| WHAT YOU SHOULD DO |
Make an exact copy of the entries that come next.

BEGIN GIVEN DATA

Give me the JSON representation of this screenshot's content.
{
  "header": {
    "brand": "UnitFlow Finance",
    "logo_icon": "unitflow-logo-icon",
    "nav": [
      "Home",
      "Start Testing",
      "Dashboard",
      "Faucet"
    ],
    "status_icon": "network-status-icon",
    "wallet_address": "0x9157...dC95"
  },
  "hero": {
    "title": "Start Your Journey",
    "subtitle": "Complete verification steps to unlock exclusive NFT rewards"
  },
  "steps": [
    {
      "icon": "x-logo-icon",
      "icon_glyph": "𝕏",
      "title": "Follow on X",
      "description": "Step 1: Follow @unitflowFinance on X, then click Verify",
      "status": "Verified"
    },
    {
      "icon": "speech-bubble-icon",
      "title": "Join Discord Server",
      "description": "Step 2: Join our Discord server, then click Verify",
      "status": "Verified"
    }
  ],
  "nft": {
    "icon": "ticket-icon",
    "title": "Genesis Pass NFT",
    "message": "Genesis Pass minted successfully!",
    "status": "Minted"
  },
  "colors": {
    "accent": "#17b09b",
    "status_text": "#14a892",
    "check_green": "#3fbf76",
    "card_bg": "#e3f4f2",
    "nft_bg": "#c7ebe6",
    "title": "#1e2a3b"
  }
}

END GIVEN DATA

| ANSWER BELOW |
Give me the JSON representation of this screenshot's content.
{
  "header": {
    "brand": "UnitFlow Finance",
    "logo_icon": "unitflow-logo-icon",
    "nav": [
      "Home",
      "Start Testing",
      "Dashboard",
      "Faucet"
    ],
    "status_icon": "network-status-icon",
    "wallet_address": "0x9157...dC95"
  },
  "hero": {
    "title": "Start Your Journey",
    "subtitle": "Complete verification steps to unlock exclusive NFT rewards"
  },
  "steps": [
    {
      "icon": "x-logo-icon",
      "icon_glyph": "𝕏",
      "title": "Follow on X",
      "description": "Step 1: Follow @unitflowFinance on X, then click Verify",
      "status": "Verified"
    },
    {
      "icon": "speech-bubble-icon",
      "title": "Join Discord Server",
      "description": "Step 2: Join our Discord server, then click Verify",
      "status": "Verified"
    }
  ],
  "nft": {
    "icon": "ticket-icon",
    "title": "Genesis Pass NFT",
    "message": "Genesis Pass minted successfully!",
    "status": "Minted"
  },
  "colors": {
    "accent": "#17b09b",
    "status_text": "#14a892",
    "check_green": "#3fbf76",
    "card_bg": "#e3f4f2",
    "nft_bg": "#c7ebe6",
    "title": "#1e2a3b"
  }
}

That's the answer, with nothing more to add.